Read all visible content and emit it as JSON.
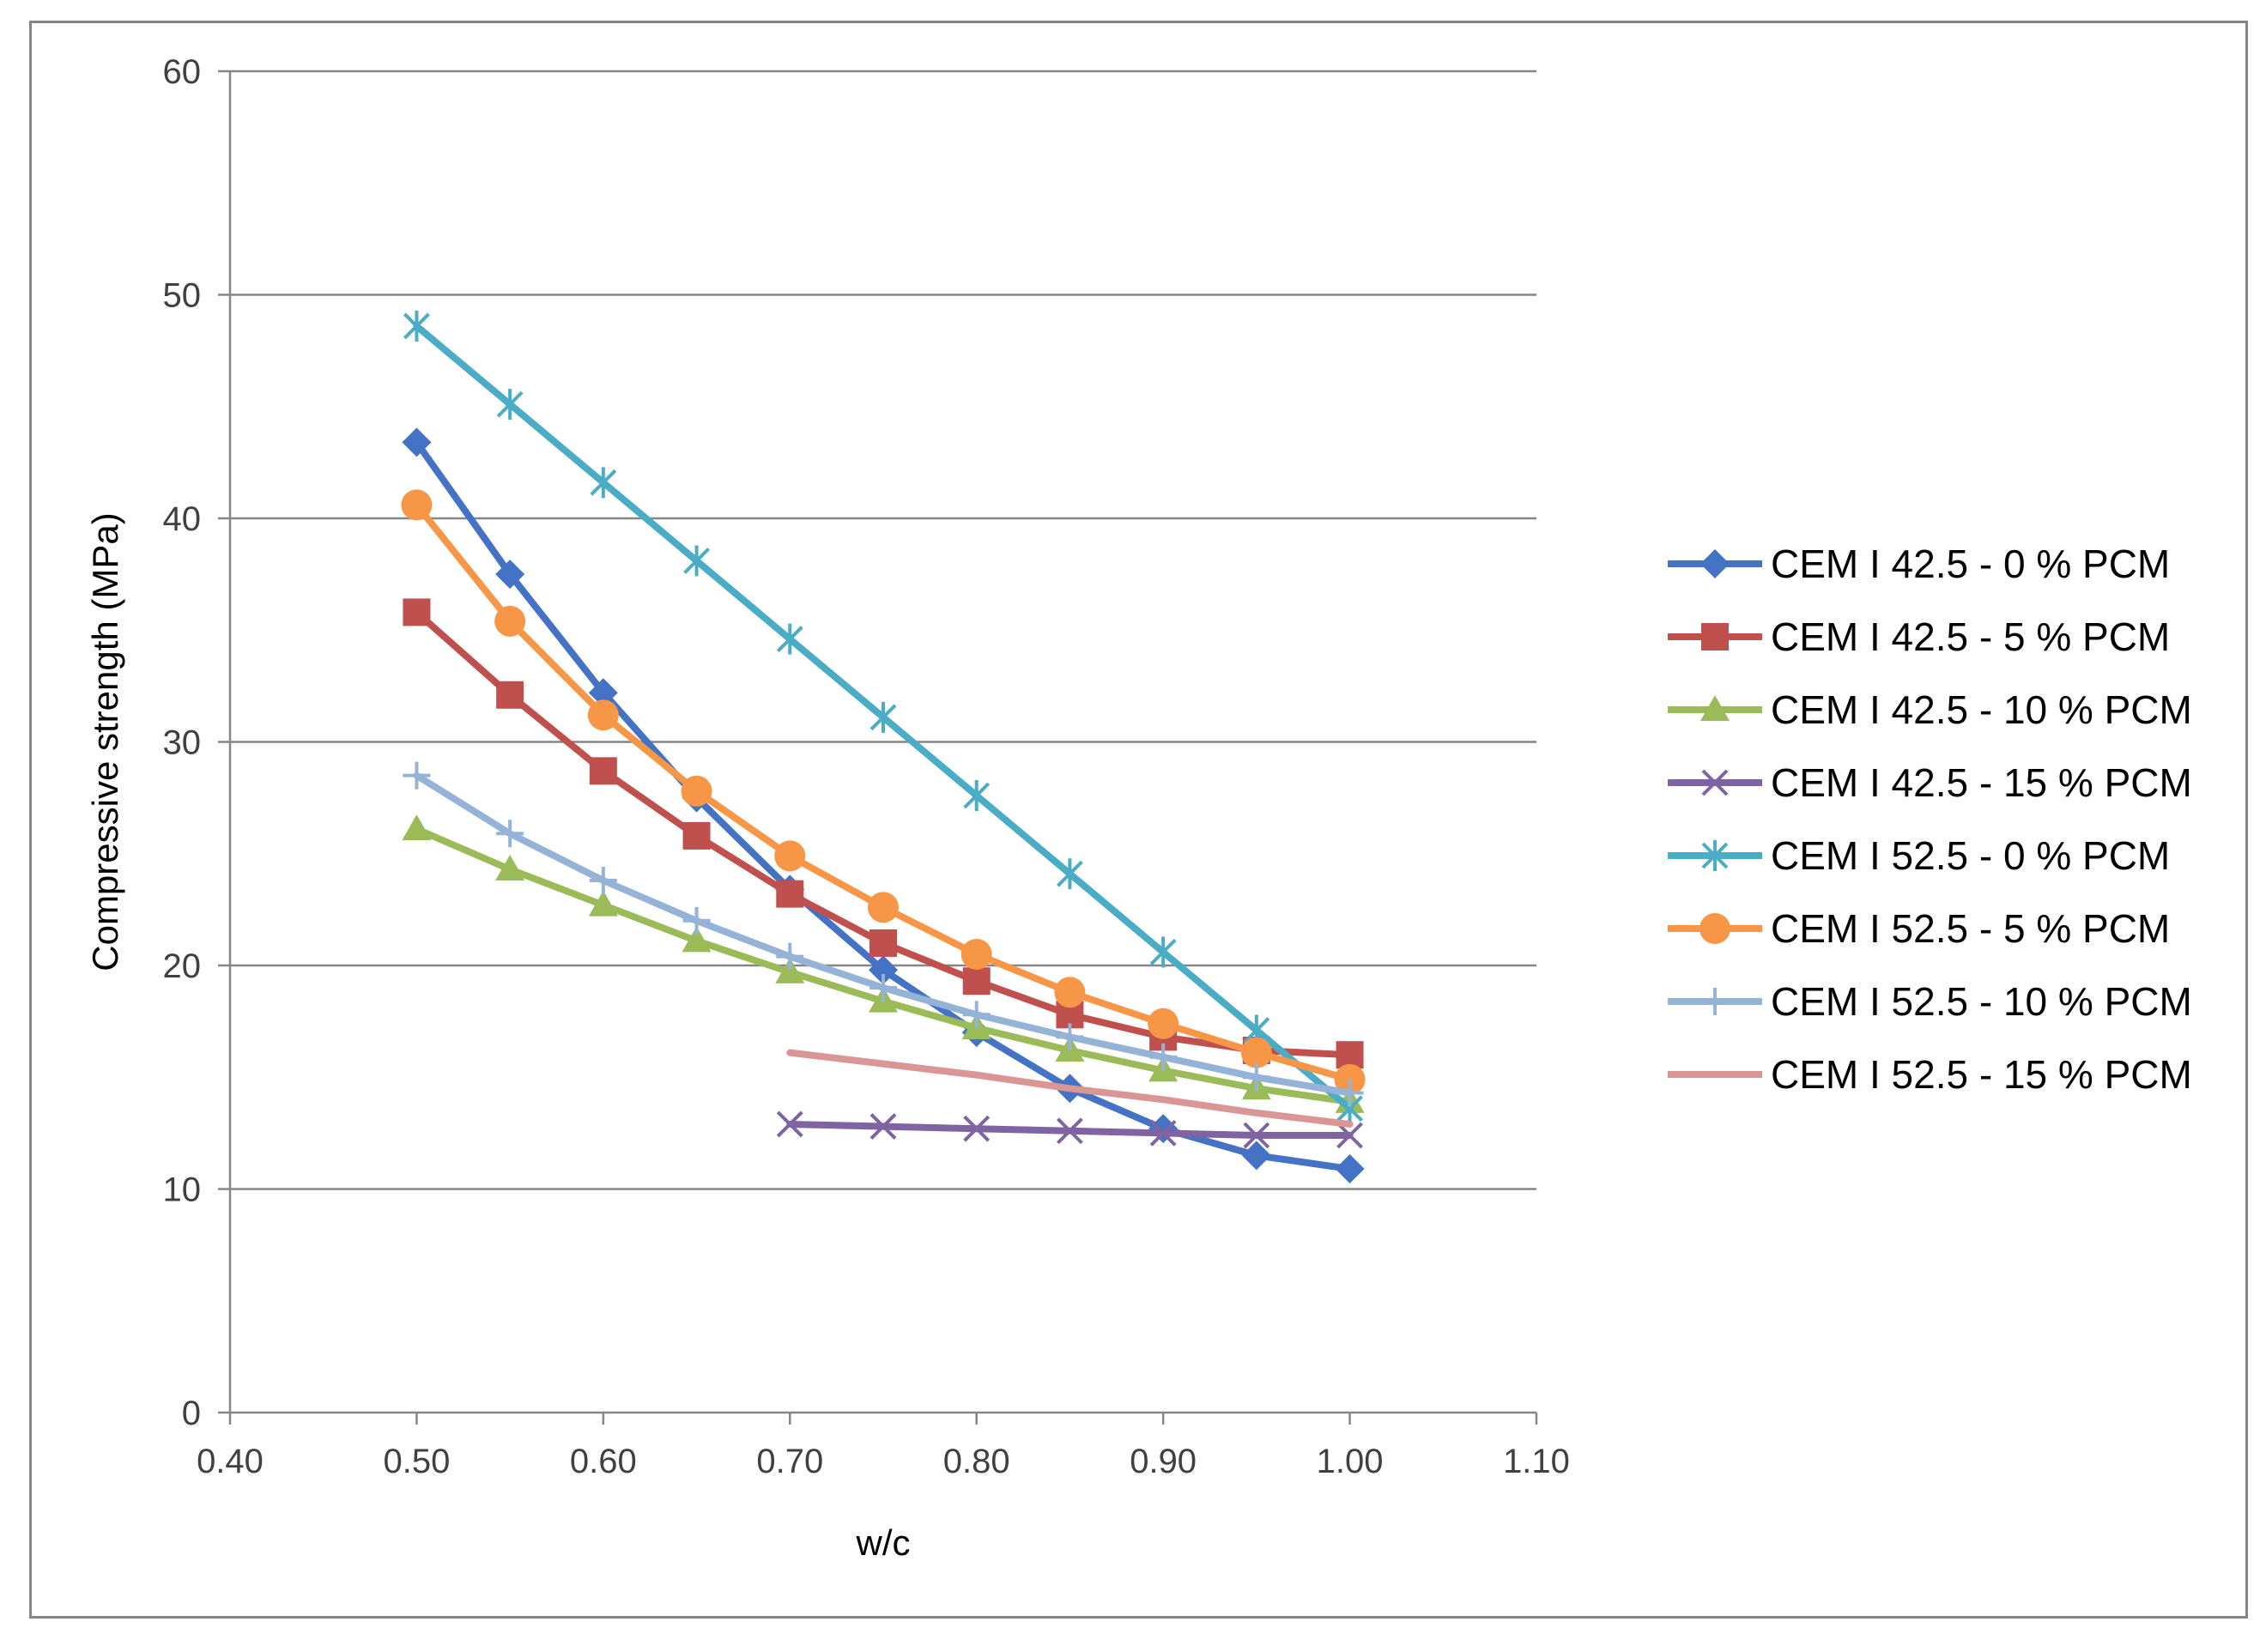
{
  "chart_data": {
    "type": "line",
    "title": "",
    "xlabel": "w/c",
    "ylabel": "Compressive strength (MPa)",
    "xlim": [
      0.4,
      1.1
    ],
    "ylim": [
      0,
      60
    ],
    "xticks": [
      "0.40",
      "0.50",
      "0.60",
      "0.70",
      "0.80",
      "0.90",
      "1.00",
      "1.10"
    ],
    "yticks": [
      "0",
      "10",
      "20",
      "30",
      "40",
      "50",
      "60"
    ],
    "grid": "horizontal",
    "legend_position": "right",
    "series": [
      {
        "name": "CEM I 42.5 - 0 % PCM",
        "color": "#4472C4",
        "marker": "diamond",
        "x": [
          0.5,
          0.55,
          0.6,
          0.65,
          0.7,
          0.75,
          0.8,
          0.85,
          0.9,
          0.95,
          1.0
        ],
        "y": [
          43.4,
          37.5,
          32.2,
          27.5,
          23.4,
          19.8,
          17.0,
          14.5,
          12.7,
          11.5,
          10.9
        ]
      },
      {
        "name": "CEM I 42.5 - 5 % PCM",
        "color": "#C0504D",
        "marker": "square",
        "x": [
          0.5,
          0.55,
          0.6,
          0.65,
          0.7,
          0.75,
          0.8,
          0.85,
          0.9,
          0.95,
          1.0
        ],
        "y": [
          35.8,
          32.1,
          28.7,
          25.8,
          23.2,
          21.0,
          19.3,
          17.8,
          16.8,
          16.2,
          16.0
        ]
      },
      {
        "name": "CEM I 42.5 - 10 % PCM",
        "color": "#9BBB59",
        "marker": "triangle",
        "x": [
          0.5,
          0.55,
          0.6,
          0.65,
          0.7,
          0.75,
          0.8,
          0.85,
          0.9,
          0.95,
          1.0
        ],
        "y": [
          26.1,
          24.3,
          22.7,
          21.1,
          19.7,
          18.4,
          17.2,
          16.2,
          15.3,
          14.5,
          13.9
        ]
      },
      {
        "name": "CEM I 42.5 - 15 % PCM",
        "color": "#8064A2",
        "marker": "x",
        "x": [
          0.7,
          0.75,
          0.8,
          0.85,
          0.9,
          0.95,
          1.0
        ],
        "y": [
          12.9,
          12.8,
          12.7,
          12.6,
          12.5,
          12.4,
          12.4
        ]
      },
      {
        "name": "CEM I 52.5 - 0 % PCM",
        "color": "#4BACC6",
        "marker": "star",
        "x": [
          0.5,
          0.55,
          0.6,
          0.65,
          0.7,
          0.75,
          0.8,
          0.85,
          0.9,
          0.95,
          1.0
        ],
        "y": [
          48.6,
          45.1,
          41.6,
          38.1,
          34.6,
          31.1,
          27.6,
          24.1,
          20.6,
          17.1,
          13.6
        ]
      },
      {
        "name": "CEM I 52.5 - 5 % PCM",
        "color": "#F79646",
        "marker": "circle",
        "x": [
          0.5,
          0.55,
          0.6,
          0.65,
          0.7,
          0.75,
          0.8,
          0.85,
          0.9,
          0.95,
          1.0
        ],
        "y": [
          40.6,
          35.4,
          31.2,
          27.8,
          24.9,
          22.6,
          20.5,
          18.8,
          17.4,
          16.1,
          14.9
        ]
      },
      {
        "name": "CEM I 52.5 - 10 % PCM",
        "color": "#95B3D7",
        "marker": "plus",
        "x": [
          0.5,
          0.55,
          0.6,
          0.65,
          0.7,
          0.75,
          0.8,
          0.85,
          0.9,
          0.95,
          1.0
        ],
        "y": [
          28.5,
          25.9,
          23.8,
          22.0,
          20.4,
          19.0,
          17.8,
          16.8,
          15.9,
          15.0,
          14.3
        ]
      },
      {
        "name": "CEM I 52.5 - 15 % PCM",
        "color": "#D99694",
        "marker": "none",
        "x": [
          0.7,
          0.75,
          0.8,
          0.85,
          0.9,
          0.95,
          1.0
        ],
        "y": [
          16.1,
          15.6,
          15.1,
          14.5,
          14.0,
          13.4,
          12.9
        ]
      }
    ]
  }
}
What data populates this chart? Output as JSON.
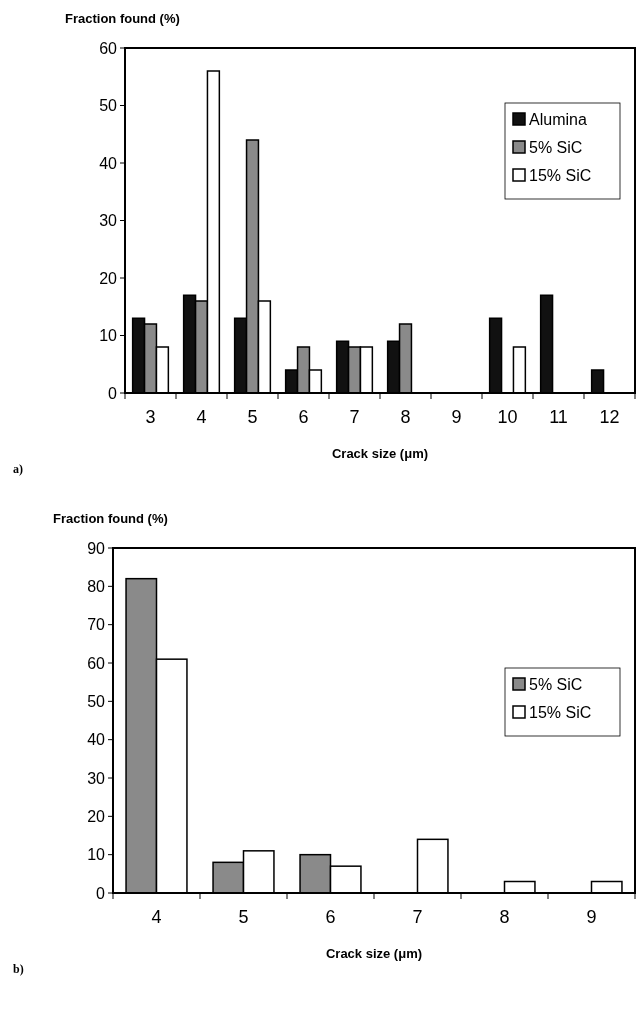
{
  "chart_data": [
    {
      "type": "bar",
      "ylabel": "Fraction found (%)",
      "xlabel": "Crack size (μm)",
      "annotations": [
        "a)"
      ],
      "categories": [
        "3",
        "4",
        "5",
        "6",
        "7",
        "8",
        "9",
        "10",
        "11",
        "12"
      ],
      "series": [
        {
          "name": "Alumina",
          "color": "#111111",
          "values": [
            13,
            17,
            13,
            4,
            9,
            9,
            0,
            13,
            17,
            4
          ]
        },
        {
          "name": "5% SiC",
          "color": "#8a8a8a",
          "values": [
            12,
            16,
            44,
            8,
            8,
            12,
            0,
            0,
            0,
            0
          ]
        },
        {
          "name": "15% SiC",
          "color": "#ffffff",
          "values": [
            8,
            56,
            16,
            4,
            8,
            0,
            0,
            8,
            0,
            0
          ]
        }
      ],
      "ylim": [
        0,
        60
      ],
      "yticks": [
        0,
        10,
        20,
        30,
        40,
        50,
        60
      ],
      "grid": false,
      "legend": "top right"
    },
    {
      "type": "bar",
      "ylabel": "Fraction found (%)",
      "xlabel": "Crack size (μm)",
      "annotations": [
        "b)"
      ],
      "categories": [
        "4",
        "5",
        "6",
        "7",
        "8",
        "9"
      ],
      "series": [
        {
          "name": "5% SiC",
          "color": "#8a8a8a",
          "values": [
            82,
            8,
            10,
            0,
            0,
            0
          ]
        },
        {
          "name": "15% SiC",
          "color": "#ffffff",
          "values": [
            61,
            11,
            7,
            14,
            3,
            3
          ]
        }
      ],
      "ylim": [
        0,
        90
      ],
      "yticks": [
        0,
        10,
        20,
        30,
        40,
        50,
        60,
        70,
        80,
        90
      ],
      "grid": false,
      "legend": "right"
    }
  ]
}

● ● ●

SET PROBLEM: Find each line holding "JSON". Copy it out.

EXERCISE RESPONSE:
Read all visible content and emit it as JSON.
What data populates this chart? Output as JSON.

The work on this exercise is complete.